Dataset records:

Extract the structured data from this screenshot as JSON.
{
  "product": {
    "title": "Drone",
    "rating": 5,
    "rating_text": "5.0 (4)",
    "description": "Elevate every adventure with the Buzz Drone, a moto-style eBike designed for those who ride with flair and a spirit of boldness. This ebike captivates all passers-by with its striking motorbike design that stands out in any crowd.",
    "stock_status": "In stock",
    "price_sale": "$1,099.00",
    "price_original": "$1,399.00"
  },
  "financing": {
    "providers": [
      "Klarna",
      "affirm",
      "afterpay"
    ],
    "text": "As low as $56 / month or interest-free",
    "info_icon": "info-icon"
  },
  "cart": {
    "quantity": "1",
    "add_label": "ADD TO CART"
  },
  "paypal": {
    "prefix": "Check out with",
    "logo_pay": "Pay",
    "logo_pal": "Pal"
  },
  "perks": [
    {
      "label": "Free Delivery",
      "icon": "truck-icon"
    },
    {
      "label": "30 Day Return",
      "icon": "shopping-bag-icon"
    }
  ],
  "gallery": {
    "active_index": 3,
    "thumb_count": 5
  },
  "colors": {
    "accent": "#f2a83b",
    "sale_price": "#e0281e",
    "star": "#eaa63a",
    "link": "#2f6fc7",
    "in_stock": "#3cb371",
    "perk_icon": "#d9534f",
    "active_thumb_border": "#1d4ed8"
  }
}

--

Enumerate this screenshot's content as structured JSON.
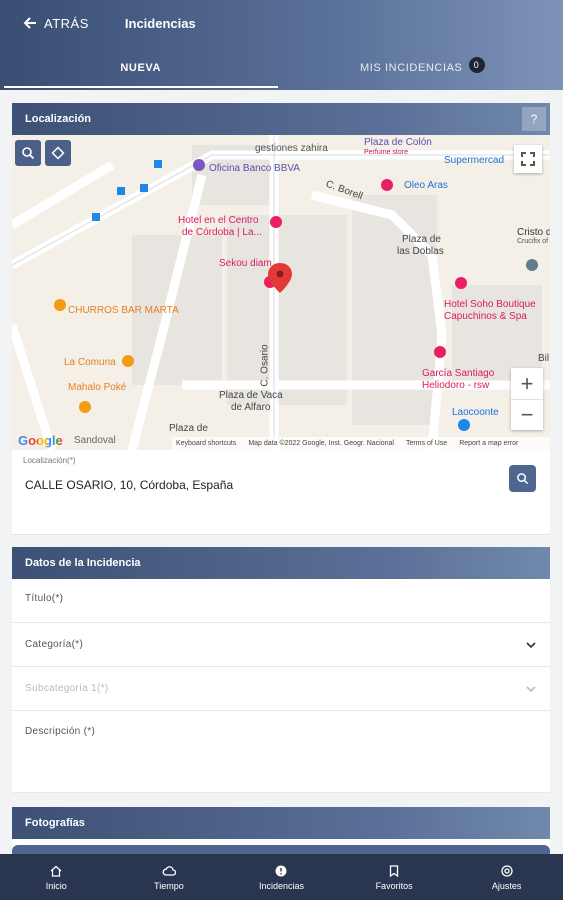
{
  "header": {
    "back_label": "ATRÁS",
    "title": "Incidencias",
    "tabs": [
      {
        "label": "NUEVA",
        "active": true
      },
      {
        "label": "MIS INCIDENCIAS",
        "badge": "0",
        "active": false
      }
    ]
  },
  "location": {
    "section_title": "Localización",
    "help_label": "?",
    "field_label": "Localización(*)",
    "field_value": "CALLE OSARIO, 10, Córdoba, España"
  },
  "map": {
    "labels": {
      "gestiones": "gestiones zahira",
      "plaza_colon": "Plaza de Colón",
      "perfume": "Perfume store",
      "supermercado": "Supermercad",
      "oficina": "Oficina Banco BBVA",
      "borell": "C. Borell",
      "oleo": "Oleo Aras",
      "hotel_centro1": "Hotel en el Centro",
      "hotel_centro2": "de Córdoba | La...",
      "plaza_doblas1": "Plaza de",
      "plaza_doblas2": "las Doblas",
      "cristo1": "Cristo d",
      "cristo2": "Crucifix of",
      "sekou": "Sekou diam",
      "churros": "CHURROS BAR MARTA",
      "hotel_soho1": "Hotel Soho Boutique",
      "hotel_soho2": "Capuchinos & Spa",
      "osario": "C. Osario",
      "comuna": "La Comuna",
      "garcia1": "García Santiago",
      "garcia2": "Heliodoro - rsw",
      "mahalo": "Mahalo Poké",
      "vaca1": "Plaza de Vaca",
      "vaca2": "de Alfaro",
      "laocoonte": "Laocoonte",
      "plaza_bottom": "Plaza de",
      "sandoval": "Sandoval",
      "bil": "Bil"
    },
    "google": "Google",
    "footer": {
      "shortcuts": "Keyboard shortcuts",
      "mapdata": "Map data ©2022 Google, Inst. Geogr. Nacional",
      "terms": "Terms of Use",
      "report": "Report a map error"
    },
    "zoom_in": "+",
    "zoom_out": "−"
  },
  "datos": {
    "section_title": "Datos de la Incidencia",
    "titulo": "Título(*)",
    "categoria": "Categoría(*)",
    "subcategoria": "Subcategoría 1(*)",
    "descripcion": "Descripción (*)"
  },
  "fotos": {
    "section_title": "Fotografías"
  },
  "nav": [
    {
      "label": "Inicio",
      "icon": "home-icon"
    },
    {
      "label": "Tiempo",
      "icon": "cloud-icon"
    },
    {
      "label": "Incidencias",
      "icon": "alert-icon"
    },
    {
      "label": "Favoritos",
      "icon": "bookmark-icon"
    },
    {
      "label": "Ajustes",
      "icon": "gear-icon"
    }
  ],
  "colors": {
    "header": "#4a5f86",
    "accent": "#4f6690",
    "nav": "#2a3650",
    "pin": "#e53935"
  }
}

To be done -> Select and copy every line of the material that holds the string "Localización".

The answer ->
    "section_title": "Localización",
    "field_label": "Localización(*)",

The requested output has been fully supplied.